═════ The input ═════

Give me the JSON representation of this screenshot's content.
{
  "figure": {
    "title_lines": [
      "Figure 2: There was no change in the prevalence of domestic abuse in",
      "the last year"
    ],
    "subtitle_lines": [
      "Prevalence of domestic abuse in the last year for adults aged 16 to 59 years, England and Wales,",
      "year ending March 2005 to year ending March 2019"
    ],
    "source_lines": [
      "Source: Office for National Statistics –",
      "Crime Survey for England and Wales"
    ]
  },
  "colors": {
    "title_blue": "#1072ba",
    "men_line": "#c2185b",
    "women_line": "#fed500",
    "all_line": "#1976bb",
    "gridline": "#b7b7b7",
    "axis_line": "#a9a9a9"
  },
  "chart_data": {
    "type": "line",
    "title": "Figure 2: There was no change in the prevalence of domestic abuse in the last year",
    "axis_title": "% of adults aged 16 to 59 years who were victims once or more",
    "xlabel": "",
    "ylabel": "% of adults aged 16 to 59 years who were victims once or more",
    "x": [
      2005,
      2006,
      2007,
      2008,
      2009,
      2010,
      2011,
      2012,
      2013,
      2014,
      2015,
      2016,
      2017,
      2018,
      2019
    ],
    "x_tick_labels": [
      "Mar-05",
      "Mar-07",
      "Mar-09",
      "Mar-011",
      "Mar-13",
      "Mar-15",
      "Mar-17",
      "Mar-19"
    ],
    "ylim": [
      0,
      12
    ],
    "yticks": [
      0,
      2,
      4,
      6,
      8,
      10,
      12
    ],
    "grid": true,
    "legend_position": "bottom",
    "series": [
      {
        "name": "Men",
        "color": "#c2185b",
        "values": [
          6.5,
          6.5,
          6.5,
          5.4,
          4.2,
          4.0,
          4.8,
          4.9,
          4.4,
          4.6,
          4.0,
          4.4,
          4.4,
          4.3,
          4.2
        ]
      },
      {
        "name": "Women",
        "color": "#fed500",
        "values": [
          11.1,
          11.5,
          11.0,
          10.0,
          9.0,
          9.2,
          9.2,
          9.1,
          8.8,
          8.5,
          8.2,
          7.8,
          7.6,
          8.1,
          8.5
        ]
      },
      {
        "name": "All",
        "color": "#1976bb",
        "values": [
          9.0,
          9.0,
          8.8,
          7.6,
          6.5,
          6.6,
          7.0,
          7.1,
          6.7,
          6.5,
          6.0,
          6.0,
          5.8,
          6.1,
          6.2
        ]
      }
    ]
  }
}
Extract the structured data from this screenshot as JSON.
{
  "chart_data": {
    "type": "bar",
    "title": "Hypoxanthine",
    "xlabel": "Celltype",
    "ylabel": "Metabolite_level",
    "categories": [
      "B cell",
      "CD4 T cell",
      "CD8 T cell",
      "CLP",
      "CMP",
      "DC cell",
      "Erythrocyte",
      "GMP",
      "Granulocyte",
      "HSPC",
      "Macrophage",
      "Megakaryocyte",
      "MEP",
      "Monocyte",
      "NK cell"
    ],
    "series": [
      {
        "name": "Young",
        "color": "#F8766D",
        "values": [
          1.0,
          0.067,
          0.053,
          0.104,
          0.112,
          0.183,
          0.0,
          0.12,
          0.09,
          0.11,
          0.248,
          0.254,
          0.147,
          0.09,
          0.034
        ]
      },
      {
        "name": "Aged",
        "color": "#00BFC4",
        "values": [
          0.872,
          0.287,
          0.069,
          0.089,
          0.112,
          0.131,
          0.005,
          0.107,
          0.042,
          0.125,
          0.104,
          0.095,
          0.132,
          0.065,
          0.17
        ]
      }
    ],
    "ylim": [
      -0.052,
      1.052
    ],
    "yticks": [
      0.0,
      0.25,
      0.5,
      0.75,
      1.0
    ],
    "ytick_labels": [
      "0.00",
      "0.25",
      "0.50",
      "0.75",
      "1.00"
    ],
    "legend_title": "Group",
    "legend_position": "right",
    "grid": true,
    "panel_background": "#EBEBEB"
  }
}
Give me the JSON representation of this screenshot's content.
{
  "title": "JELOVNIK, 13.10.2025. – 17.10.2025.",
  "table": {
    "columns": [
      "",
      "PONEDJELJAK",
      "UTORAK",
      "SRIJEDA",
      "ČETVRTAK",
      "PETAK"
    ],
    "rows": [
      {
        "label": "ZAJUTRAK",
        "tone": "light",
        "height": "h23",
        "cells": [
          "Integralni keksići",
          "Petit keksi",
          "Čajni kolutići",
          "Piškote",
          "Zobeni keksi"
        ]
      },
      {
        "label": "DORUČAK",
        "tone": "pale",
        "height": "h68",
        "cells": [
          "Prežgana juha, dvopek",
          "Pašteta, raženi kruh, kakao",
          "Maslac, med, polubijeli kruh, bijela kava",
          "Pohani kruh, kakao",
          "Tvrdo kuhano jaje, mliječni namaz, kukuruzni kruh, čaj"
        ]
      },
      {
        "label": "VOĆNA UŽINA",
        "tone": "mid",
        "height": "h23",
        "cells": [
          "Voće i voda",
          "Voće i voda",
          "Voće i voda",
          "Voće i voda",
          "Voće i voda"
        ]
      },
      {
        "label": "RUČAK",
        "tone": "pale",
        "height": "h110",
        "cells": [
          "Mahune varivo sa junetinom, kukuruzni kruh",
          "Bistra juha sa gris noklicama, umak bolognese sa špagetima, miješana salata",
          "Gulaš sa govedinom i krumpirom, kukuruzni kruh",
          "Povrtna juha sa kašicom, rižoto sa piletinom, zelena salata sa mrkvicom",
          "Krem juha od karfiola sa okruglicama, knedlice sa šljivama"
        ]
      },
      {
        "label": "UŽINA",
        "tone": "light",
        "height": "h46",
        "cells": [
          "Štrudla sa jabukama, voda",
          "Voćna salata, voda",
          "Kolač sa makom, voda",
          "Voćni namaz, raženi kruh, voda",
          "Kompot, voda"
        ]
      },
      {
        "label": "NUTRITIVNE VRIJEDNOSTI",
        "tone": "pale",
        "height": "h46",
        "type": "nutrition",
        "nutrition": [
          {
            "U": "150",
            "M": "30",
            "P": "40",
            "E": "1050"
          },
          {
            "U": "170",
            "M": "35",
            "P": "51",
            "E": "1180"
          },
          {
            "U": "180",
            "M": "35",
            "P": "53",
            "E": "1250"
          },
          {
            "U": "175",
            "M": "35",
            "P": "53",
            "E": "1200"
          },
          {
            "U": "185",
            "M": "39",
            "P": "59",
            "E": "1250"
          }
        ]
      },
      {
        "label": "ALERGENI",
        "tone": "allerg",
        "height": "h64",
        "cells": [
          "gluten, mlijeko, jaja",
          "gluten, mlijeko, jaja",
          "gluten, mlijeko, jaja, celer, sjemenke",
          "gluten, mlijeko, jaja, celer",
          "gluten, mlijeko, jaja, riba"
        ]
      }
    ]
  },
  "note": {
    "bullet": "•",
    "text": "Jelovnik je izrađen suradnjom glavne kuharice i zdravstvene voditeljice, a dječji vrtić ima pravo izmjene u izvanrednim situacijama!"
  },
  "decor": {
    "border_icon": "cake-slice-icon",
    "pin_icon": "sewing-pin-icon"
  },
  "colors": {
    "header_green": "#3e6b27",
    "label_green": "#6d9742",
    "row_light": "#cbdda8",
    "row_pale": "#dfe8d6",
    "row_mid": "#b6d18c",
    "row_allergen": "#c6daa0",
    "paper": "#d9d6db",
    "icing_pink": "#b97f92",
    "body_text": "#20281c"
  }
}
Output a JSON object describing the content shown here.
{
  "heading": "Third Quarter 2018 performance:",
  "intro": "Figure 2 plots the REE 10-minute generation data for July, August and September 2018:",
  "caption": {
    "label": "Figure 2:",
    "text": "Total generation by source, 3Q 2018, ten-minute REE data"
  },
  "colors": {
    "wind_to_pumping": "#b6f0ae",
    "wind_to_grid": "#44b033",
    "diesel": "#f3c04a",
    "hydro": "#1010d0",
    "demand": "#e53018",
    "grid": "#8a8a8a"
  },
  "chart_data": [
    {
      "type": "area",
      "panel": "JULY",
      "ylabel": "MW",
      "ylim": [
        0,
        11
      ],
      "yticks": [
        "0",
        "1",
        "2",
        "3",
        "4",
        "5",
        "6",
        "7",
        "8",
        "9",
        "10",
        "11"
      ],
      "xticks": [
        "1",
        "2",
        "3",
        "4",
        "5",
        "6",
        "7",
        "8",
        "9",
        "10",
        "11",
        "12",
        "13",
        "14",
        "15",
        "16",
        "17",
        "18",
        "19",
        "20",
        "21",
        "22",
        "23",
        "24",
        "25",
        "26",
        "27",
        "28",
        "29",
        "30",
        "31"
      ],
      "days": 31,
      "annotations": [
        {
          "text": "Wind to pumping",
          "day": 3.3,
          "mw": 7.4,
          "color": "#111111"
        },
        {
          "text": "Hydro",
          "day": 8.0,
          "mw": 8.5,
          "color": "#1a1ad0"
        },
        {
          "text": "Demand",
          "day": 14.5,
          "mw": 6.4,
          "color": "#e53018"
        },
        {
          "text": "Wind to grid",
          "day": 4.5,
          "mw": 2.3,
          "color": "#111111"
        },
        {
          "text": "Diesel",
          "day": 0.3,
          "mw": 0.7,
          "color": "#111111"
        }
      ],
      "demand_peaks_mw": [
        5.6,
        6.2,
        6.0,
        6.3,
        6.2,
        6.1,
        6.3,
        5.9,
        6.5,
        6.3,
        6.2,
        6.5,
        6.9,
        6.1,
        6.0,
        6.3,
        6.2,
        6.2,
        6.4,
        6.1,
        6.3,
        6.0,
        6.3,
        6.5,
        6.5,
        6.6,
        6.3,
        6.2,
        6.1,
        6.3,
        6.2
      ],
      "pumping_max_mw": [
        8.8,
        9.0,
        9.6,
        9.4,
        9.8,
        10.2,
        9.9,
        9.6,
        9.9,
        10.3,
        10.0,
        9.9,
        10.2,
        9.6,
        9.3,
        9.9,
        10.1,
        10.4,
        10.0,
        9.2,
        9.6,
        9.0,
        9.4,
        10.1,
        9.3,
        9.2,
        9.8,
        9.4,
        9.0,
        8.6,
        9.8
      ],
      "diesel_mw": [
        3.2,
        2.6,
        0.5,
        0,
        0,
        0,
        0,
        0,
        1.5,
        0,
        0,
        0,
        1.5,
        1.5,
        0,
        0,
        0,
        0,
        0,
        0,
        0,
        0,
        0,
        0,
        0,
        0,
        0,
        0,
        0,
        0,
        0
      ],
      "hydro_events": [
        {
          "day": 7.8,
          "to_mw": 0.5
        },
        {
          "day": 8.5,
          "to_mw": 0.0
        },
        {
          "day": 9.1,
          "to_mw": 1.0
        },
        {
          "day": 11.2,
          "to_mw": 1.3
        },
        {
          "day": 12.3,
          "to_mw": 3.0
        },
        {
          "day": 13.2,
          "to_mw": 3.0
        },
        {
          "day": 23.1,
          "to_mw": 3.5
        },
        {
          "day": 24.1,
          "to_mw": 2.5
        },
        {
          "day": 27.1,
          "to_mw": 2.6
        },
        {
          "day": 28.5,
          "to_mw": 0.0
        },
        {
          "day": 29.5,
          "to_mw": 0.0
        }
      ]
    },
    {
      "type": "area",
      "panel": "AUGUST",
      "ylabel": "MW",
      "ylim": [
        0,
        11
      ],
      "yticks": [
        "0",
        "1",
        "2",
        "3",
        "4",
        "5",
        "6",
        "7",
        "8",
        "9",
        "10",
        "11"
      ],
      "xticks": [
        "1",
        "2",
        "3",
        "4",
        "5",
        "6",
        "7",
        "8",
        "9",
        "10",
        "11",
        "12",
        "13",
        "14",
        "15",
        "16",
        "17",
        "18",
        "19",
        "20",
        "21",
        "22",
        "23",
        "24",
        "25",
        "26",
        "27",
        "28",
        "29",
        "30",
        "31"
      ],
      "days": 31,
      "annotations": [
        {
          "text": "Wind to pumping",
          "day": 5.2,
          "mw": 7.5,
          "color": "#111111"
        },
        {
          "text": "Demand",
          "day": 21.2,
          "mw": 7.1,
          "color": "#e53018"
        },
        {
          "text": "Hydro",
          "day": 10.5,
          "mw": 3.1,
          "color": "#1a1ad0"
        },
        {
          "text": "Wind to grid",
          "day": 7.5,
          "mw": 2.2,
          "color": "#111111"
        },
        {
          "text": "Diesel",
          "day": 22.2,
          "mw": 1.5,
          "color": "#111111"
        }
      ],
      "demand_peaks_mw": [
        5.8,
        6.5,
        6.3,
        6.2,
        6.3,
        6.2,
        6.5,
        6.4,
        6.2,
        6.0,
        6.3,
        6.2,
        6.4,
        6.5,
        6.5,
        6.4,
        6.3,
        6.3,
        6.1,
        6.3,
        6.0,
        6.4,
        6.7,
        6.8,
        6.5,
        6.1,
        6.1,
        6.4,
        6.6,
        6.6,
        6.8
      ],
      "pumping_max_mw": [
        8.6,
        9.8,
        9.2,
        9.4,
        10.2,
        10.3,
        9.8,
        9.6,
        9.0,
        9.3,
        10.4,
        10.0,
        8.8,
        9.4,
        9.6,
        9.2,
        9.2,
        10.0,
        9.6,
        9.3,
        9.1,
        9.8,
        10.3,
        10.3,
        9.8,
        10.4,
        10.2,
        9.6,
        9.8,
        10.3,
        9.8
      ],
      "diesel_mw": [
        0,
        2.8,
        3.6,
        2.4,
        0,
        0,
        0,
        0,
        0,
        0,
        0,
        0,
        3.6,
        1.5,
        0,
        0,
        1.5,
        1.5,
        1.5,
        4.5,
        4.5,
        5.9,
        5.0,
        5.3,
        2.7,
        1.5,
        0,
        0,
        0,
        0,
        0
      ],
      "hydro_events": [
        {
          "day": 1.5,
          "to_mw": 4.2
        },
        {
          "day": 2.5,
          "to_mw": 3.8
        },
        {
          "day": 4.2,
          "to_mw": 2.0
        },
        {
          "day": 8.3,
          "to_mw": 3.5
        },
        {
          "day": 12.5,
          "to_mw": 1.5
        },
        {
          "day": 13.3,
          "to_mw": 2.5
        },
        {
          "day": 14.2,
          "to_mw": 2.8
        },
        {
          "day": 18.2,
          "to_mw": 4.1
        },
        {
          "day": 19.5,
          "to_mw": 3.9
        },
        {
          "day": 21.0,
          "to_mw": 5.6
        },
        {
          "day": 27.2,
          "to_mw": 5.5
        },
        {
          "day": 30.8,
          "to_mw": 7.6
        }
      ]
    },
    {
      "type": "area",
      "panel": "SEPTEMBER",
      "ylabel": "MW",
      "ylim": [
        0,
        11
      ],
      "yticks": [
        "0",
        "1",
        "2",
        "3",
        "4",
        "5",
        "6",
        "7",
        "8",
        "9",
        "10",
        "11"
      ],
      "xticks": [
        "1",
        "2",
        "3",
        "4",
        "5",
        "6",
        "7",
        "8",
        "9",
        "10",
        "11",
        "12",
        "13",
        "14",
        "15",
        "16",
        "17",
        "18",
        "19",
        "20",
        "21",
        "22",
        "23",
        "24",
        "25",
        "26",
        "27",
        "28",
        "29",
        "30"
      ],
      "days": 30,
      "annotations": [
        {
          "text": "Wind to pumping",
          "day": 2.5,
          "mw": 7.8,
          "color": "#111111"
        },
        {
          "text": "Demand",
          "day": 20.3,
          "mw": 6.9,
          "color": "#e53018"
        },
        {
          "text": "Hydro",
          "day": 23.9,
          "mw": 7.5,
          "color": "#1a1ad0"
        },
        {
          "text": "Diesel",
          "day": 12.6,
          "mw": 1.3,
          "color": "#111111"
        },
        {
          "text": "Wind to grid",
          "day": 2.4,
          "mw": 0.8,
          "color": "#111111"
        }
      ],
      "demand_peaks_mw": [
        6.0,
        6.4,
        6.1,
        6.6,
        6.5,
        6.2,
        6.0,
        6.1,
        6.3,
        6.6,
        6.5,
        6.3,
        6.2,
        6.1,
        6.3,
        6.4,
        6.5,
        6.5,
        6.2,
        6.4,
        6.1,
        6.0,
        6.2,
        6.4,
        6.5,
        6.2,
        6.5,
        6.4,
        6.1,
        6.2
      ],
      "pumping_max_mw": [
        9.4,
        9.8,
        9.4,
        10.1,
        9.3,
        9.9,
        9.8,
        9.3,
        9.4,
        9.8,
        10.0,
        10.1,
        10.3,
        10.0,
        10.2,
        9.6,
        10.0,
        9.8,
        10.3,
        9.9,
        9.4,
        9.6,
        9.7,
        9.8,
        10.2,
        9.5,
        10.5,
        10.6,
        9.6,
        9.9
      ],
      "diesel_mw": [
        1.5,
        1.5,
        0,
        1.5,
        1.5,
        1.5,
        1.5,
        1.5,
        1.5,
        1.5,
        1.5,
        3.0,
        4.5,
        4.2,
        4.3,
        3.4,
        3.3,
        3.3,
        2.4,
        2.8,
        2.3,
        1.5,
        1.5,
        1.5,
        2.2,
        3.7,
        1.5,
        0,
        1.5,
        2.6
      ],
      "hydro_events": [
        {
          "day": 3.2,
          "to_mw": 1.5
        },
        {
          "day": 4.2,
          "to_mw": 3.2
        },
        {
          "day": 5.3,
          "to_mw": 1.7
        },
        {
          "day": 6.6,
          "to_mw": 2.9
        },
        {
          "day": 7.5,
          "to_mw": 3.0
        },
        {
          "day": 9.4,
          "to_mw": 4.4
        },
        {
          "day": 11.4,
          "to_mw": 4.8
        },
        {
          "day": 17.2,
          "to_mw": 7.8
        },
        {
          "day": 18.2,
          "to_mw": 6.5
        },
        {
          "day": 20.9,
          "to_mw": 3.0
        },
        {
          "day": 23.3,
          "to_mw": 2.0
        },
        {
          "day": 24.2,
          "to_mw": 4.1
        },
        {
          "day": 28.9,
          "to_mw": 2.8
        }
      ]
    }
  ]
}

═════

**Problem description:**
Review the material and copy each line in which the word "name" appears.

**Task response:**
        "name": "Men",
        "name": "Women",
        "name": "All",
        "name": "Young",
        "name": "Aged",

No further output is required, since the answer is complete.